▶ _Work to be completed_
Report how many lines contain the word "Headline"; answer with the number only.

▶ _Data excerpts_
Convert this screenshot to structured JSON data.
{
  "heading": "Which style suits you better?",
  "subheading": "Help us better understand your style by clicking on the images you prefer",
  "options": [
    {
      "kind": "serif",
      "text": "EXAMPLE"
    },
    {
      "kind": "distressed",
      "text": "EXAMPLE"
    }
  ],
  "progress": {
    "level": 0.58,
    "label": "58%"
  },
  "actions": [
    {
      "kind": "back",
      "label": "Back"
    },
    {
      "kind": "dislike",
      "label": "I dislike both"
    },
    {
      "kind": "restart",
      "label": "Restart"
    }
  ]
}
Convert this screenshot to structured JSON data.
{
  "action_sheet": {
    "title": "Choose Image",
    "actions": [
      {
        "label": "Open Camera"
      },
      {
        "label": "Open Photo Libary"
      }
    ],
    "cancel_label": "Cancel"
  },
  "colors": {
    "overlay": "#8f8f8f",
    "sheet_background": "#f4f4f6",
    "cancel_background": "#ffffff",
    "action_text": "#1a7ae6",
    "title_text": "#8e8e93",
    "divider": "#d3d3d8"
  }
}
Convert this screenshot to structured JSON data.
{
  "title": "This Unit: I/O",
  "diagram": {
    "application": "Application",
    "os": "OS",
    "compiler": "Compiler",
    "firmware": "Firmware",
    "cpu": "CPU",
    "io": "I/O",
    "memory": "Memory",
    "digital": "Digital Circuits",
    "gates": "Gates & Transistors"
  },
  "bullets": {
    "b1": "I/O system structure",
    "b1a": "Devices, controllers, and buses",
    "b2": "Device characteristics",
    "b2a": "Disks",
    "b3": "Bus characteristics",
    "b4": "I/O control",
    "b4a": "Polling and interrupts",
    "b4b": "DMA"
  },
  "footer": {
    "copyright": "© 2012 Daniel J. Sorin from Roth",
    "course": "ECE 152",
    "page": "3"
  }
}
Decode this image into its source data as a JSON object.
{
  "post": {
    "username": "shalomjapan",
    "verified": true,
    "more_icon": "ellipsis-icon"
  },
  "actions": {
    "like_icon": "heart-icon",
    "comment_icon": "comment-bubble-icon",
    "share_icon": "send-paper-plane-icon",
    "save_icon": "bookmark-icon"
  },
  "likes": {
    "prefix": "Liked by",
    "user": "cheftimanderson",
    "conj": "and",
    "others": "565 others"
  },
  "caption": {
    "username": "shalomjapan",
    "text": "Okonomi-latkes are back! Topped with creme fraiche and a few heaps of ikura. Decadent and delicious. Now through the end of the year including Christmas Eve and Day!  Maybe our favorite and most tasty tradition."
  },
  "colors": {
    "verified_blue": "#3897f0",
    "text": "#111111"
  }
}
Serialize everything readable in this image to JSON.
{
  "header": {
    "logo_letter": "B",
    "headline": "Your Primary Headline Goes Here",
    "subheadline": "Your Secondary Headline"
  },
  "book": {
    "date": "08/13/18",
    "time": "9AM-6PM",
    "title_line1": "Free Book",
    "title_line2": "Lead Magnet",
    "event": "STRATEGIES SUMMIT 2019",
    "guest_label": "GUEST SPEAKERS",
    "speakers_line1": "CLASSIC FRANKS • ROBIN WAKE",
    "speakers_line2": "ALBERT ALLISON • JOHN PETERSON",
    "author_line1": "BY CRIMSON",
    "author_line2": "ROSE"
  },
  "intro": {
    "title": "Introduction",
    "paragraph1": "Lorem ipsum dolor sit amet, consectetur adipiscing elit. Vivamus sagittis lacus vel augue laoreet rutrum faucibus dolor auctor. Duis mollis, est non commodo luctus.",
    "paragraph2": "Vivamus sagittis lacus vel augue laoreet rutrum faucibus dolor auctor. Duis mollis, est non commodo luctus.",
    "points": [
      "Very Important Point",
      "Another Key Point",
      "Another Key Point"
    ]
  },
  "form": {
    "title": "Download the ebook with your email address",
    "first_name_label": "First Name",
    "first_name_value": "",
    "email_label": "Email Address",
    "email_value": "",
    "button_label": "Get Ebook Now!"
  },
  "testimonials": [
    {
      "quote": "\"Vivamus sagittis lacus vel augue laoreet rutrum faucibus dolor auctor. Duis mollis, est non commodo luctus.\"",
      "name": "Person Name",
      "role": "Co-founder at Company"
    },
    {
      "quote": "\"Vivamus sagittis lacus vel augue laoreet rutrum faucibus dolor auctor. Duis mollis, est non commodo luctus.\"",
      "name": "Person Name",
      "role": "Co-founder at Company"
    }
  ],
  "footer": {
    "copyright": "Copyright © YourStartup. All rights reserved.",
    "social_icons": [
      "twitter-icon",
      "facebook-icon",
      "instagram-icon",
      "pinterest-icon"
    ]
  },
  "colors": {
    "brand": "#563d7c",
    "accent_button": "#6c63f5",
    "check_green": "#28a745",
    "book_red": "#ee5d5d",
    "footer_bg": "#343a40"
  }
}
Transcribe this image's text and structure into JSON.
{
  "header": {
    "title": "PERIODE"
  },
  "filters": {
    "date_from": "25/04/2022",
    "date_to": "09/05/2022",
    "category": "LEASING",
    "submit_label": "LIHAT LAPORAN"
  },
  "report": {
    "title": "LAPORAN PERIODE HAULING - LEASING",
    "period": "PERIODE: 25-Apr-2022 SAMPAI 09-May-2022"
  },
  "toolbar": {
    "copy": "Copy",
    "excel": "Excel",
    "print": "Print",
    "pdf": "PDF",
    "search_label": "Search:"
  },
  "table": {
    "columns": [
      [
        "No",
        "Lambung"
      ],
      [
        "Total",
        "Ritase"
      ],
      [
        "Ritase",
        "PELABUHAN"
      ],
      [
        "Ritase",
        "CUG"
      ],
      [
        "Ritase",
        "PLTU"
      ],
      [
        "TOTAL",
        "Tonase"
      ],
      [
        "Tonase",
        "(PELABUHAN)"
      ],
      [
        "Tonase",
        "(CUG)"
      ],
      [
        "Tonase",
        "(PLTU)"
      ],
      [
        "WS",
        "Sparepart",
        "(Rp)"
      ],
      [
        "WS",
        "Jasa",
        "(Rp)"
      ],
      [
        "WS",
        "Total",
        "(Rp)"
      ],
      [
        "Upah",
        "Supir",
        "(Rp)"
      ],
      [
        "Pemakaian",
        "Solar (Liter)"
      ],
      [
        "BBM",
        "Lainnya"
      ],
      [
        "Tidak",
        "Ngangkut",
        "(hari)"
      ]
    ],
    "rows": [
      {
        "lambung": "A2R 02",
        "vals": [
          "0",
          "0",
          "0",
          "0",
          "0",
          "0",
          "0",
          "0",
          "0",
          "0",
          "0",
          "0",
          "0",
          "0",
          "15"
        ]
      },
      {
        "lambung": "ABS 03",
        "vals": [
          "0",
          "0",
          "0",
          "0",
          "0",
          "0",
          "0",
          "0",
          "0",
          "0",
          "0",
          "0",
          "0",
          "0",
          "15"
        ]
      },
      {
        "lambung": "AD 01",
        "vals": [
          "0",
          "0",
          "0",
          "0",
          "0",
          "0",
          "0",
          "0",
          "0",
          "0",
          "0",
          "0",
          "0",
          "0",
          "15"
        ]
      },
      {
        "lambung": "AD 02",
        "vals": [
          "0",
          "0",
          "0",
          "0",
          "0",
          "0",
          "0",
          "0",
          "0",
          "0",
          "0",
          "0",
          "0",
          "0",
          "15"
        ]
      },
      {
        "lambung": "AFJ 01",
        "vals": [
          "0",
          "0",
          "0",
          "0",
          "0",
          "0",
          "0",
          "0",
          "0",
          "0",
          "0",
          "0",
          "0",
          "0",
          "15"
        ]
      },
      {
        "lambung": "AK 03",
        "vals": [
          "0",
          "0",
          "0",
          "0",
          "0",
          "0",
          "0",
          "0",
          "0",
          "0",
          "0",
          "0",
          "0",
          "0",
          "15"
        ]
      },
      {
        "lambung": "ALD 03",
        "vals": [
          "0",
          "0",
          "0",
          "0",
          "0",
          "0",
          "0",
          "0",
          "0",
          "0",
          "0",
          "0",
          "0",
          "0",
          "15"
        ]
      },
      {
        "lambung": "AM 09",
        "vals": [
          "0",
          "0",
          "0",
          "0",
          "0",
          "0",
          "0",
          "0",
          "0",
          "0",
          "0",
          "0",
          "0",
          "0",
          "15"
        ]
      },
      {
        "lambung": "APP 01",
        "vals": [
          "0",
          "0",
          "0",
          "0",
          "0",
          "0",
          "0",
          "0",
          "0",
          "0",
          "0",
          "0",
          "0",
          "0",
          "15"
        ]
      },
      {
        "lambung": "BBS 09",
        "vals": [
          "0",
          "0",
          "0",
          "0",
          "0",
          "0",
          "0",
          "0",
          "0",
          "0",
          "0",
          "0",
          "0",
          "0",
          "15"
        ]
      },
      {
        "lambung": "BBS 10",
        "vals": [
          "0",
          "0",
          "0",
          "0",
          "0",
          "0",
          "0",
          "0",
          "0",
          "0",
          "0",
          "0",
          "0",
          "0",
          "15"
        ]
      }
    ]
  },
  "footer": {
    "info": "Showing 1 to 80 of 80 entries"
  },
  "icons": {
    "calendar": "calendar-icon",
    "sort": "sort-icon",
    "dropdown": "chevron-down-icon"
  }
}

▶ _Complete output_
2